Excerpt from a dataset

::::

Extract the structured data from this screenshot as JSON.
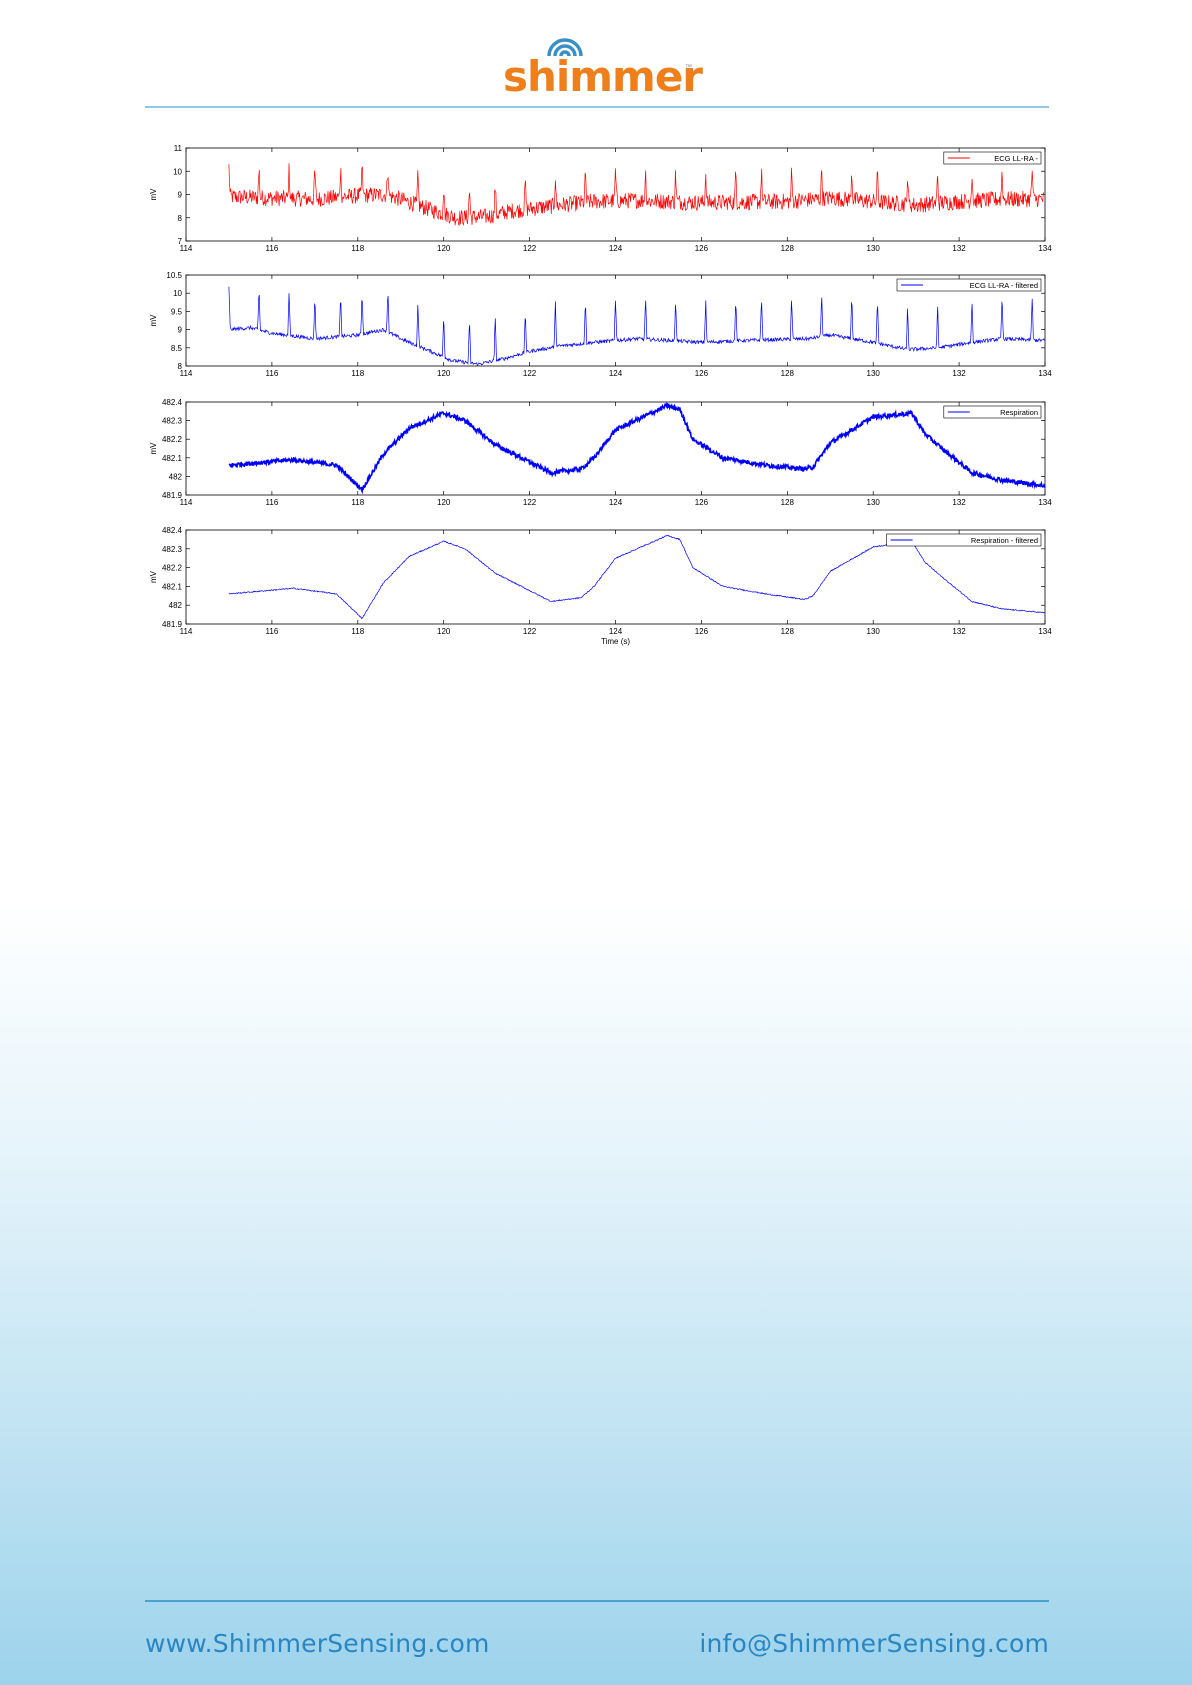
{
  "brand": {
    "name": "shimmer",
    "tm": "™",
    "color": "#ef7f1a",
    "icon_color": "#3a8fc7"
  },
  "footer": {
    "website": "www.ShimmerSensing.com",
    "email": "info@ShimmerSensing.com",
    "color": "#2a86c2"
  },
  "chart_data": [
    {
      "type": "line",
      "legend": "ECG LL-RA -",
      "legend_position": "top-right",
      "ylabel": "mV",
      "xlabel": "",
      "xlim": [
        114,
        134
      ],
      "ylim": [
        7,
        11
      ],
      "xticks": [
        "114",
        "116",
        "118",
        "120",
        "122",
        "124",
        "126",
        "128",
        "130",
        "132",
        "134"
      ],
      "yticks": [
        "7",
        "8",
        "9",
        "10",
        "11"
      ],
      "color": "#ff0000",
      "noise": 0.35,
      "baseline": [
        [
          115,
          8.9
        ],
        [
          116,
          8.85
        ],
        [
          117,
          8.8
        ],
        [
          118,
          8.95
        ],
        [
          118.6,
          9.0
        ],
        [
          119,
          8.8
        ],
        [
          119.6,
          8.4
        ],
        [
          120.3,
          8.0
        ],
        [
          121,
          8.05
        ],
        [
          121.6,
          8.3
        ],
        [
          122.5,
          8.5
        ],
        [
          123.5,
          8.7
        ],
        [
          124.5,
          8.75
        ],
        [
          126,
          8.65
        ],
        [
          128,
          8.7
        ],
        [
          129,
          8.85
        ],
        [
          130,
          8.7
        ],
        [
          131,
          8.55
        ],
        [
          132,
          8.7
        ],
        [
          133,
          8.8
        ],
        [
          134,
          8.8
        ]
      ],
      "spikes": [
        115,
        115.7,
        116.4,
        117.0,
        117.6,
        118.1,
        118.7,
        119.4,
        120.0,
        120.6,
        121.2,
        121.9,
        122.6,
        123.3,
        124.0,
        124.7,
        125.4,
        126.1,
        126.8,
        127.4,
        128.1,
        128.8,
        129.5,
        130.1,
        130.8,
        131.5,
        132.3,
        133.0,
        133.7
      ],
      "spike_height": 1.3
    },
    {
      "type": "line",
      "legend": "ECG LL-RA - filtered",
      "legend_position": "top-right",
      "ylabel": "mV",
      "xlabel": "",
      "xlim": [
        114,
        134
      ],
      "ylim": [
        8,
        10.5
      ],
      "xticks": [
        "114",
        "116",
        "118",
        "120",
        "122",
        "124",
        "126",
        "128",
        "130",
        "132",
        "134"
      ],
      "yticks": [
        "8",
        "8.5",
        "9",
        "9.5",
        "10",
        "10.5"
      ],
      "color": "#0000ff",
      "noise": 0.05,
      "baseline": [
        [
          115,
          9.0
        ],
        [
          115.5,
          9.05
        ],
        [
          116,
          8.9
        ],
        [
          117,
          8.75
        ],
        [
          118,
          8.85
        ],
        [
          118.6,
          9.0
        ],
        [
          119,
          8.75
        ],
        [
          119.6,
          8.45
        ],
        [
          120.2,
          8.15
        ],
        [
          120.8,
          8.05
        ],
        [
          121.4,
          8.2
        ],
        [
          122,
          8.4
        ],
        [
          122.7,
          8.55
        ],
        [
          123.5,
          8.65
        ],
        [
          124.5,
          8.75
        ],
        [
          126,
          8.65
        ],
        [
          127,
          8.7
        ],
        [
          128.5,
          8.75
        ],
        [
          129,
          8.85
        ],
        [
          130,
          8.65
        ],
        [
          130.8,
          8.45
        ],
        [
          131.5,
          8.5
        ],
        [
          132.3,
          8.65
        ],
        [
          133,
          8.75
        ],
        [
          134,
          8.7
        ]
      ],
      "spikes": [
        115,
        115.7,
        116.4,
        117.0,
        117.6,
        118.1,
        118.7,
        119.4,
        120.0,
        120.6,
        121.2,
        121.9,
        122.6,
        123.3,
        124.0,
        124.7,
        125.4,
        126.1,
        126.8,
        127.4,
        128.1,
        128.8,
        129.5,
        130.1,
        130.8,
        131.5,
        132.3,
        133.0,
        133.7
      ],
      "spike_height": 1.2
    },
    {
      "type": "line",
      "legend": "Respiration",
      "legend_position": "top-right",
      "ylabel": "mV",
      "xlabel": "",
      "xlim": [
        114,
        134
      ],
      "ylim": [
        481.9,
        482.4
      ],
      "xticks": [
        "114",
        "116",
        "118",
        "120",
        "122",
        "124",
        "126",
        "128",
        "130",
        "132",
        "134"
      ],
      "yticks": [
        "481.9",
        "482",
        "482.1",
        "482.2",
        "482.3",
        "482.4"
      ],
      "color": "#0000ff",
      "noise": 0.012,
      "thick": true,
      "baseline": [
        [
          115,
          482.06
        ],
        [
          116.5,
          482.09
        ],
        [
          117.5,
          482.06
        ],
        [
          118.1,
          481.93
        ],
        [
          118.6,
          482.12
        ],
        [
          119.2,
          482.26
        ],
        [
          120,
          482.34
        ],
        [
          120.5,
          482.3
        ],
        [
          121.2,
          482.17
        ],
        [
          122.5,
          482.02
        ],
        [
          123.2,
          482.04
        ],
        [
          123.5,
          482.1
        ],
        [
          124,
          482.25
        ],
        [
          125.2,
          482.38
        ],
        [
          125.5,
          482.36
        ],
        [
          125.8,
          482.2
        ],
        [
          126.5,
          482.1
        ],
        [
          127.5,
          482.06
        ],
        [
          128.4,
          482.04
        ],
        [
          128.6,
          482.05
        ],
        [
          129.0,
          482.18
        ],
        [
          130,
          482.32
        ],
        [
          130.9,
          482.34
        ],
        [
          131.2,
          482.23
        ],
        [
          131.6,
          482.15
        ],
        [
          132.3,
          482.02
        ],
        [
          133,
          481.98
        ],
        [
          134,
          481.95
        ]
      ]
    },
    {
      "type": "line",
      "legend": "Respiration - filtered",
      "legend_position": "top-right",
      "ylabel": "mV",
      "xlabel": "Time (s)",
      "xlim": [
        114,
        134
      ],
      "ylim": [
        481.9,
        482.4
      ],
      "xticks": [
        "114",
        "116",
        "118",
        "120",
        "122",
        "124",
        "126",
        "128",
        "130",
        "132",
        "134"
      ],
      "yticks": [
        "481.9",
        "482",
        "482.1",
        "482.2",
        "482.3",
        "482.4"
      ],
      "color": "#0000ff",
      "noise": 0.003,
      "baseline": [
        [
          115,
          482.06
        ],
        [
          116.5,
          482.09
        ],
        [
          117.5,
          482.06
        ],
        [
          118.1,
          481.93
        ],
        [
          118.6,
          482.12
        ],
        [
          119.2,
          482.26
        ],
        [
          120,
          482.34
        ],
        [
          120.5,
          482.3
        ],
        [
          121.2,
          482.17
        ],
        [
          122.5,
          482.02
        ],
        [
          123.2,
          482.04
        ],
        [
          123.5,
          482.1
        ],
        [
          124,
          482.25
        ],
        [
          125.2,
          482.37
        ],
        [
          125.5,
          482.35
        ],
        [
          125.8,
          482.2
        ],
        [
          126.5,
          482.1
        ],
        [
          127.5,
          482.06
        ],
        [
          128.4,
          482.03
        ],
        [
          128.6,
          482.05
        ],
        [
          129.0,
          482.18
        ],
        [
          130,
          482.31
        ],
        [
          130.9,
          482.34
        ],
        [
          131.2,
          482.23
        ],
        [
          131.6,
          482.15
        ],
        [
          132.3,
          482.02
        ],
        [
          133,
          481.98
        ],
        [
          134,
          481.96
        ]
      ]
    }
  ]
}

::::

[PROBLEM]:
Output an exact copy of the material, with the pictures removed.

[SOLUTION FOR THIS EXERCISE]:
Extract the structured data from this screenshot as JSON.
{
  "brand": {
    "name": "shimmer",
    "tm": "™",
    "color": "#ef7f1a",
    "icon_color": "#3a8fc7"
  },
  "footer": {
    "website": "www.ShimmerSensing.com",
    "email": "info@ShimmerSensing.com",
    "color": "#2a86c2"
  },
  "chart_data": [
    {
      "type": "line",
      "legend": "ECG LL-RA -",
      "legend_position": "top-right",
      "ylabel": "mV",
      "xlabel": "",
      "xlim": [
        114,
        134
      ],
      "ylim": [
        7,
        11
      ],
      "xticks": [
        "114",
        "116",
        "118",
        "120",
        "122",
        "124",
        "126",
        "128",
        "130",
        "132",
        "134"
      ],
      "yticks": [
        "7",
        "8",
        "9",
        "10",
        "11"
      ],
      "color": "#ff0000",
      "noise": 0.35,
      "baseline": [
        [
          115,
          8.9
        ],
        [
          116,
          8.85
        ],
        [
          117,
          8.8
        ],
        [
          118,
          8.95
        ],
        [
          118.6,
          9.0
        ],
        [
          119,
          8.8
        ],
        [
          119.6,
          8.4
        ],
        [
          120.3,
          8.0
        ],
        [
          121,
          8.05
        ],
        [
          121.6,
          8.3
        ],
        [
          122.5,
          8.5
        ],
        [
          123.5,
          8.7
        ],
        [
          124.5,
          8.75
        ],
        [
          126,
          8.65
        ],
        [
          128,
          8.7
        ],
        [
          129,
          8.85
        ],
        [
          130,
          8.7
        ],
        [
          131,
          8.55
        ],
        [
          132,
          8.7
        ],
        [
          133,
          8.8
        ],
        [
          134,
          8.8
        ]
      ],
      "spikes": [
        115,
        115.7,
        116.4,
        117.0,
        117.6,
        118.1,
        118.7,
        119.4,
        120.0,
        120.6,
        121.2,
        121.9,
        122.6,
        123.3,
        124.0,
        124.7,
        125.4,
        126.1,
        126.8,
        127.4,
        128.1,
        128.8,
        129.5,
        130.1,
        130.8,
        131.5,
        132.3,
        133.0,
        133.7
      ],
      "spike_height": 1.3
    },
    {
      "type": "line",
      "legend": "ECG LL-RA - filtered",
      "legend_position": "top-right",
      "ylabel": "mV",
      "xlabel": "",
      "xlim": [
        114,
        134
      ],
      "ylim": [
        8,
        10.5
      ],
      "xticks": [
        "114",
        "116",
        "118",
        "120",
        "122",
        "124",
        "126",
        "128",
        "130",
        "132",
        "134"
      ],
      "yticks": [
        "8",
        "8.5",
        "9",
        "9.5",
        "10",
        "10.5"
      ],
      "color": "#0000ff",
      "noise": 0.05,
      "baseline": [
        [
          115,
          9.0
        ],
        [
          115.5,
          9.05
        ],
        [
          116,
          8.9
        ],
        [
          117,
          8.75
        ],
        [
          118,
          8.85
        ],
        [
          118.6,
          9.0
        ],
        [
          119,
          8.75
        ],
        [
          119.6,
          8.45
        ],
        [
          120.2,
          8.15
        ],
        [
          120.8,
          8.05
        ],
        [
          121.4,
          8.2
        ],
        [
          122,
          8.4
        ],
        [
          122.7,
          8.55
        ],
        [
          123.5,
          8.65
        ],
        [
          124.5,
          8.75
        ],
        [
          126,
          8.65
        ],
        [
          127,
          8.7
        ],
        [
          128.5,
          8.75
        ],
        [
          129,
          8.85
        ],
        [
          130,
          8.65
        ],
        [
          130.8,
          8.45
        ],
        [
          131.5,
          8.5
        ],
        [
          132.3,
          8.65
        ],
        [
          133,
          8.75
        ],
        [
          134,
          8.7
        ]
      ],
      "spikes": [
        115,
        115.7,
        116.4,
        117.0,
        117.6,
        118.1,
        118.7,
        119.4,
        120.0,
        120.6,
        121.2,
        121.9,
        122.6,
        123.3,
        124.0,
        124.7,
        125.4,
        126.1,
        126.8,
        127.4,
        128.1,
        128.8,
        129.5,
        130.1,
        130.8,
        131.5,
        132.3,
        133.0,
        133.7
      ],
      "spike_height": 1.2
    },
    {
      "type": "line",
      "legend": "Respiration",
      "legend_position": "top-right",
      "ylabel": "mV",
      "xlabel": "",
      "xlim": [
        114,
        134
      ],
      "ylim": [
        481.9,
        482.4
      ],
      "xticks": [
        "114",
        "116",
        "118",
        "120",
        "122",
        "124",
        "126",
        "128",
        "130",
        "132",
        "134"
      ],
      "yticks": [
        "481.9",
        "482",
        "482.1",
        "482.2",
        "482.3",
        "482.4"
      ],
      "color": "#0000ff",
      "noise": 0.012,
      "thick": true,
      "baseline": [
        [
          115,
          482.06
        ],
        [
          116.5,
          482.09
        ],
        [
          117.5,
          482.06
        ],
        [
          118.1,
          481.93
        ],
        [
          118.6,
          482.12
        ],
        [
          119.2,
          482.26
        ],
        [
          120,
          482.34
        ],
        [
          120.5,
          482.3
        ],
        [
          121.2,
          482.17
        ],
        [
          122.5,
          482.02
        ],
        [
          123.2,
          482.04
        ],
        [
          123.5,
          482.1
        ],
        [
          124,
          482.25
        ],
        [
          125.2,
          482.38
        ],
        [
          125.5,
          482.36
        ],
        [
          125.8,
          482.2
        ],
        [
          126.5,
          482.1
        ],
        [
          127.5,
          482.06
        ],
        [
          128.4,
          482.04
        ],
        [
          128.6,
          482.05
        ],
        [
          129.0,
          482.18
        ],
        [
          130,
          482.32
        ],
        [
          130.9,
          482.34
        ],
        [
          131.2,
          482.23
        ],
        [
          131.6,
          482.15
        ],
        [
          132.3,
          482.02
        ],
        [
          133,
          481.98
        ],
        [
          134,
          481.95
        ]
      ]
    },
    {
      "type": "line",
      "legend": "Respiration - filtered",
      "legend_position": "top-right",
      "ylabel": "mV",
      "xlabel": "Time (s)",
      "xlim": [
        114,
        134
      ],
      "ylim": [
        481.9,
        482.4
      ],
      "xticks": [
        "114",
        "116",
        "118",
        "120",
        "122",
        "124",
        "126",
        "128",
        "130",
        "132",
        "134"
      ],
      "yticks": [
        "481.9",
        "482",
        "482.1",
        "482.2",
        "482.3",
        "482.4"
      ],
      "color": "#0000ff",
      "noise": 0.003,
      "baseline": [
        [
          115,
          482.06
        ],
        [
          116.5,
          482.09
        ],
        [
          117.5,
          482.06
        ],
        [
          118.1,
          481.93
        ],
        [
          118.6,
          482.12
        ],
        [
          119.2,
          482.26
        ],
        [
          120,
          482.34
        ],
        [
          120.5,
          482.3
        ],
        [
          121.2,
          482.17
        ],
        [
          122.5,
          482.02
        ],
        [
          123.2,
          482.04
        ],
        [
          123.5,
          482.1
        ],
        [
          124,
          482.25
        ],
        [
          125.2,
          482.37
        ],
        [
          125.5,
          482.35
        ],
        [
          125.8,
          482.2
        ],
        [
          126.5,
          482.1
        ],
        [
          127.5,
          482.06
        ],
        [
          128.4,
          482.03
        ],
        [
          128.6,
          482.05
        ],
        [
          129.0,
          482.18
        ],
        [
          130,
          482.31
        ],
        [
          130.9,
          482.34
        ],
        [
          131.2,
          482.23
        ],
        [
          131.6,
          482.15
        ],
        [
          132.3,
          482.02
        ],
        [
          133,
          481.98
        ],
        [
          134,
          481.96
        ]
      ]
    }
  ]
}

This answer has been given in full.